* **Written instruction**
Select all lines holding the word "有唯一零点" from the entries that follow.

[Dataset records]
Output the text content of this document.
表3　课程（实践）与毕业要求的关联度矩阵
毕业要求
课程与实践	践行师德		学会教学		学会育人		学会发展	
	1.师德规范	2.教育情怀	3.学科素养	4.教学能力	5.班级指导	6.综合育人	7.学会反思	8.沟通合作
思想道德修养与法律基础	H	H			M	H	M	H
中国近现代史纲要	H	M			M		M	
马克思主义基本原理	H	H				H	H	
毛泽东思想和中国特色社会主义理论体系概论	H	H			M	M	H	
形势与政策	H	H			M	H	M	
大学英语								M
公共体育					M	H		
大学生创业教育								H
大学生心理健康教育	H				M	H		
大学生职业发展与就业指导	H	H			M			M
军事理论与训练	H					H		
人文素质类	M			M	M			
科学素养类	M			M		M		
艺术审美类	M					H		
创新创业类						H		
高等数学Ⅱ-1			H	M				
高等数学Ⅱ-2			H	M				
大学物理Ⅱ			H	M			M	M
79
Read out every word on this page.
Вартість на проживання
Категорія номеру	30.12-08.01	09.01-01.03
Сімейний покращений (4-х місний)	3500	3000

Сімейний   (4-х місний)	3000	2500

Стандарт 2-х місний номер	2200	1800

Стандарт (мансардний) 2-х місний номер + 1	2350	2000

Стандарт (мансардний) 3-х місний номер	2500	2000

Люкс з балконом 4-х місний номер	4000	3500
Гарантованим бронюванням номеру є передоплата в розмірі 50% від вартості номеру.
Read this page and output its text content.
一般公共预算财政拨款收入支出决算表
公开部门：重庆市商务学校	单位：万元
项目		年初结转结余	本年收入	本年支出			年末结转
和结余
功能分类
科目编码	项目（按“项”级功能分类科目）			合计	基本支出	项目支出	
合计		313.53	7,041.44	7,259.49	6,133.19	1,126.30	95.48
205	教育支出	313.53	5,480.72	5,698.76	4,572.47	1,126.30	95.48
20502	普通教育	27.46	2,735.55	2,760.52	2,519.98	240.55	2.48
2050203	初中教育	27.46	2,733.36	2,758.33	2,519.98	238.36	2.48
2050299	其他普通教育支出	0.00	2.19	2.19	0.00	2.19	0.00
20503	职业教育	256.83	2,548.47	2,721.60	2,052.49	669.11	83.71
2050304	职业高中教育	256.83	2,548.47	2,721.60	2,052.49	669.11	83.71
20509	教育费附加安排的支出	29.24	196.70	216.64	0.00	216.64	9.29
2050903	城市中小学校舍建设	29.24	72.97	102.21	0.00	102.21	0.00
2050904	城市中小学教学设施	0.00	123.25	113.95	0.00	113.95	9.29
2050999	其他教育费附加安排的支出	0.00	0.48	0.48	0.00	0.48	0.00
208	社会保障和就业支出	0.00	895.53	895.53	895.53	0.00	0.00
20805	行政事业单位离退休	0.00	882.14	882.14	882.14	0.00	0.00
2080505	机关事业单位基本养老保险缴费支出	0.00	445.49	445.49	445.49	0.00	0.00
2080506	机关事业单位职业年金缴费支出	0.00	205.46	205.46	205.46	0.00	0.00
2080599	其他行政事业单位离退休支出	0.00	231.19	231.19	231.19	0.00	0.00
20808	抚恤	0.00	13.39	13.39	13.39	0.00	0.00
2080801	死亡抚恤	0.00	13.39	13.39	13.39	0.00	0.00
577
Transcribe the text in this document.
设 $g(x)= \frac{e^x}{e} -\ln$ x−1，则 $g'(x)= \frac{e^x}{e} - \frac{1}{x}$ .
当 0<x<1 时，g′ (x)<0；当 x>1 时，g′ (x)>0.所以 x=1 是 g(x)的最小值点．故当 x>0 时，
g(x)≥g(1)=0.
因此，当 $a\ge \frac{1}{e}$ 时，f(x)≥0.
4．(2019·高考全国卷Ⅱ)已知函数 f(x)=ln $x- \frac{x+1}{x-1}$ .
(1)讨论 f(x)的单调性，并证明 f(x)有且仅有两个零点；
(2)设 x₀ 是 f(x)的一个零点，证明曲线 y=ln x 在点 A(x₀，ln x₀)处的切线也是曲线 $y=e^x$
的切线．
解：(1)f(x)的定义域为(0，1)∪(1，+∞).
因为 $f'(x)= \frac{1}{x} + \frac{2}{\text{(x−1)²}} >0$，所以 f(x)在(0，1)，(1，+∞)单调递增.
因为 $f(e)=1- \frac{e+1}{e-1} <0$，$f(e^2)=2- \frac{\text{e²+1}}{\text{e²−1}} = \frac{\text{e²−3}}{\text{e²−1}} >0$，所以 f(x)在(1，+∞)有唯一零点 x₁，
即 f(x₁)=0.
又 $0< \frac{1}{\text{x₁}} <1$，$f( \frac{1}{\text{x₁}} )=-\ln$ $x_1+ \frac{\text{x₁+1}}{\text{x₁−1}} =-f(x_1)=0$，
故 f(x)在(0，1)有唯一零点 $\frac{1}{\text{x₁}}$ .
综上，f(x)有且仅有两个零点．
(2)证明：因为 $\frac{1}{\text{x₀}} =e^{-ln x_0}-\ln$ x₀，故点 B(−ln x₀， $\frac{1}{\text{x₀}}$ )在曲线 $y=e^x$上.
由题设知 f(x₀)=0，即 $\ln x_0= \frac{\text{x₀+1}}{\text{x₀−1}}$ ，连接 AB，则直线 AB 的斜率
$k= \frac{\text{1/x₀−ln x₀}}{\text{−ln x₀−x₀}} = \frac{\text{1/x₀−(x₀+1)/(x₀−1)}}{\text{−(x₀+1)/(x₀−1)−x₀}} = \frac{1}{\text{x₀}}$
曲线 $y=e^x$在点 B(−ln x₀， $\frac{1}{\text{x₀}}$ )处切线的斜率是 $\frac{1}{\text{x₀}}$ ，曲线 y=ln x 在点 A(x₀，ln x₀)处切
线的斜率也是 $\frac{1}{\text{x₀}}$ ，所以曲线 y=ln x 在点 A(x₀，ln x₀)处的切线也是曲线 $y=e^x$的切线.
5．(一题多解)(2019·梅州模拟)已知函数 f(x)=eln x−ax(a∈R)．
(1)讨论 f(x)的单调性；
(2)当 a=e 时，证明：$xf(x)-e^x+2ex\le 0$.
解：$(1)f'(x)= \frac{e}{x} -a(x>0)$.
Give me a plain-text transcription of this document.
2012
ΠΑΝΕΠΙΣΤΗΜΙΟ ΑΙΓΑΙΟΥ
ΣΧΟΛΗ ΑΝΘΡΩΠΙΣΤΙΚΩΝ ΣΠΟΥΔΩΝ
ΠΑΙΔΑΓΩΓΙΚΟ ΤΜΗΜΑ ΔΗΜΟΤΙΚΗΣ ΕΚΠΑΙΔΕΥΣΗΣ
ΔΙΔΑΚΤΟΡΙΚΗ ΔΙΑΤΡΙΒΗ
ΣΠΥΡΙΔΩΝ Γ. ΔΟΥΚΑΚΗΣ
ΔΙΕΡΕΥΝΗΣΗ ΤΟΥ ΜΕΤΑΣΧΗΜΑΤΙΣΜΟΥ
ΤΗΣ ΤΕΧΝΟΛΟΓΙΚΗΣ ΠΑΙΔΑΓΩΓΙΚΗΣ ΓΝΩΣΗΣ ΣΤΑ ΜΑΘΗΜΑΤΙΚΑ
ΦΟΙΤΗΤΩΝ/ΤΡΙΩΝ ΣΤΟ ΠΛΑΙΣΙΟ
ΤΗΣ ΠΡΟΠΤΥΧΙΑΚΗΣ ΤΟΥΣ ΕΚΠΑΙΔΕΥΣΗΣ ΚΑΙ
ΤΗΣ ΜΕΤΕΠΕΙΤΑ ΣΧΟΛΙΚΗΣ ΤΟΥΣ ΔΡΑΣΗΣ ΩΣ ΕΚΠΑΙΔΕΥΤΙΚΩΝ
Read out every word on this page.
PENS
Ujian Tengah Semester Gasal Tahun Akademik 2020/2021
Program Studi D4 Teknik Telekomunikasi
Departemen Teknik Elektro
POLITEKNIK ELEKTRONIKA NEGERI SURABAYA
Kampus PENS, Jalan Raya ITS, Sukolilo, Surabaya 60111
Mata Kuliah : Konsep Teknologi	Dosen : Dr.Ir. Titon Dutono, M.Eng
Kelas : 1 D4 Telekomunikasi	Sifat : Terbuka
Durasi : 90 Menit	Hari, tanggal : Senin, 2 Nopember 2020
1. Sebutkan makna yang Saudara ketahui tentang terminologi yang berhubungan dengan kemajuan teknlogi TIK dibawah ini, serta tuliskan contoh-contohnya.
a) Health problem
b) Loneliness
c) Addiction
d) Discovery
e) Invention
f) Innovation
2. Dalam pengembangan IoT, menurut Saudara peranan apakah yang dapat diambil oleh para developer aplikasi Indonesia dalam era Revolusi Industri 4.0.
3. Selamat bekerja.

* **Complete response**
因为 $f(e)=1- \frac{e+1}{e-1} <0$，$f(e^2)=2- \frac{\text{e²+1}}{\text{e²−1}} = \frac{\text{e²−3}}{\text{e²−1}} >0$，所以 f(x)在(1，+∞)有唯一零点 x₁，
故 f(x)在(0，1)有唯一零点 $\frac{1}{\text{x₁}}$ .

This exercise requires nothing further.